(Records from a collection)
┌──
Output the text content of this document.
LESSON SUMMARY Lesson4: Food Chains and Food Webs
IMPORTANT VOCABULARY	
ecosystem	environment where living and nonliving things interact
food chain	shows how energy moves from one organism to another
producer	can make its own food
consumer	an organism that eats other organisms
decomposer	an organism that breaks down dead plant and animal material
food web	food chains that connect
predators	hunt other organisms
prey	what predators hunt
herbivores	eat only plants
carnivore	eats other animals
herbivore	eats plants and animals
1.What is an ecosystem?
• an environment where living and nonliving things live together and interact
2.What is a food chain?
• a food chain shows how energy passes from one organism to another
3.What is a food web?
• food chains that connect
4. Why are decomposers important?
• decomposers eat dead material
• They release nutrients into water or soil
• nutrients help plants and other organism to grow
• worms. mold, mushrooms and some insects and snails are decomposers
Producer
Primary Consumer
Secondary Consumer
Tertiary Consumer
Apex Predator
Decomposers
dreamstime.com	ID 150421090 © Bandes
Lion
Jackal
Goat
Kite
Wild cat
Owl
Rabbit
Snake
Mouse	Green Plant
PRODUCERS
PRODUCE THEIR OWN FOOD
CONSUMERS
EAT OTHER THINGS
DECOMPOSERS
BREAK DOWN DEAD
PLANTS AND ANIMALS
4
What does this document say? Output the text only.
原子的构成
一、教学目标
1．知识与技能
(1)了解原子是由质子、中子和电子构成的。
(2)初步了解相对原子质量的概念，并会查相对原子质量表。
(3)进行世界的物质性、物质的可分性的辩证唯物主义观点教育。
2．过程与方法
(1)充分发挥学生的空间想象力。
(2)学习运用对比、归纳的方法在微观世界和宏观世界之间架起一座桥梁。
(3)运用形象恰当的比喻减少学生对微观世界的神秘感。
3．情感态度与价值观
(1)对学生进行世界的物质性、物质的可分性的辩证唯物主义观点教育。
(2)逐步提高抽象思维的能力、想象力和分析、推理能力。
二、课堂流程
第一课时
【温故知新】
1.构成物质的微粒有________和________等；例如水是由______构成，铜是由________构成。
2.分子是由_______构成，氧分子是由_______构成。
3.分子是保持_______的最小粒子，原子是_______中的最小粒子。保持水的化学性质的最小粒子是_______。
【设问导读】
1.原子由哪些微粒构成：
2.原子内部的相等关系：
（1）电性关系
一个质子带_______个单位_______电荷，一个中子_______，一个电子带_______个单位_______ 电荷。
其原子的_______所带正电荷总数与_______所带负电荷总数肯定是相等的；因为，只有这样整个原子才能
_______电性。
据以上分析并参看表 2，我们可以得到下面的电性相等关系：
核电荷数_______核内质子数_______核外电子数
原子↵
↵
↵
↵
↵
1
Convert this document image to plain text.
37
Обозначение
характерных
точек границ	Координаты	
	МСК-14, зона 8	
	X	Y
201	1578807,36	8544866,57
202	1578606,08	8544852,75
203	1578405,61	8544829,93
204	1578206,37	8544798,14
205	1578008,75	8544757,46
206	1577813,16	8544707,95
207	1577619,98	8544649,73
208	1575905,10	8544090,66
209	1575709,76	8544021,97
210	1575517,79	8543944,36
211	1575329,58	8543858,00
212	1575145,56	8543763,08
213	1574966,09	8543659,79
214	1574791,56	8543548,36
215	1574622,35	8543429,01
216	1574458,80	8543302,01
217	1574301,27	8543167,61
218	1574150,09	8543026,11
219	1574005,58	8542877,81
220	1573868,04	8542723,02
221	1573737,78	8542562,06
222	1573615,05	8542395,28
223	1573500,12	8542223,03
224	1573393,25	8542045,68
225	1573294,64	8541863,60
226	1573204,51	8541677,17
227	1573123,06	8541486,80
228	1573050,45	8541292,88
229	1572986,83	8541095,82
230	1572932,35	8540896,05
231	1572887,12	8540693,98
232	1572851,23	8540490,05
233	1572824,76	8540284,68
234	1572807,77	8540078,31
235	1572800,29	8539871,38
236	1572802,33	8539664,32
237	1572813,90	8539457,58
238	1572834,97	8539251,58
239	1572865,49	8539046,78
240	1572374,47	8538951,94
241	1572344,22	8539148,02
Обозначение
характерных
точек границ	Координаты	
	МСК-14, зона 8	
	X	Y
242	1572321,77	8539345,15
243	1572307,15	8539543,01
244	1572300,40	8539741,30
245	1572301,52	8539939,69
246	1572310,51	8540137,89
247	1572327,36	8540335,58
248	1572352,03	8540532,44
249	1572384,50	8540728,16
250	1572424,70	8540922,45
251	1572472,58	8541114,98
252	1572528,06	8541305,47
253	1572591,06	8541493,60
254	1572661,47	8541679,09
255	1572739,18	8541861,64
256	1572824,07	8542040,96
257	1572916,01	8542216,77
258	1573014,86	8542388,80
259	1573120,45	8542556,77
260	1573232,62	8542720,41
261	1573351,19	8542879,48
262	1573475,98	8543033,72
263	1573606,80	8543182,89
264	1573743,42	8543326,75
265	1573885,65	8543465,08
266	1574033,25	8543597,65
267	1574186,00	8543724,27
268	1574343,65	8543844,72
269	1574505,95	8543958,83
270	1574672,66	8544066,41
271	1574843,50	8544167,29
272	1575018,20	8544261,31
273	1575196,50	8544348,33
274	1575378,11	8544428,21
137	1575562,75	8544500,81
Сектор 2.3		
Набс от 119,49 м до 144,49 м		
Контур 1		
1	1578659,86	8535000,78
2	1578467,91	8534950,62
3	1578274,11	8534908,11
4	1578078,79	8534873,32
└──
### Description of the task
Pull out and copy each line containing the string "ecosystem".

### Solved problem
ecosystem	environment where living and nonliving things interact
1.What is an ecosystem?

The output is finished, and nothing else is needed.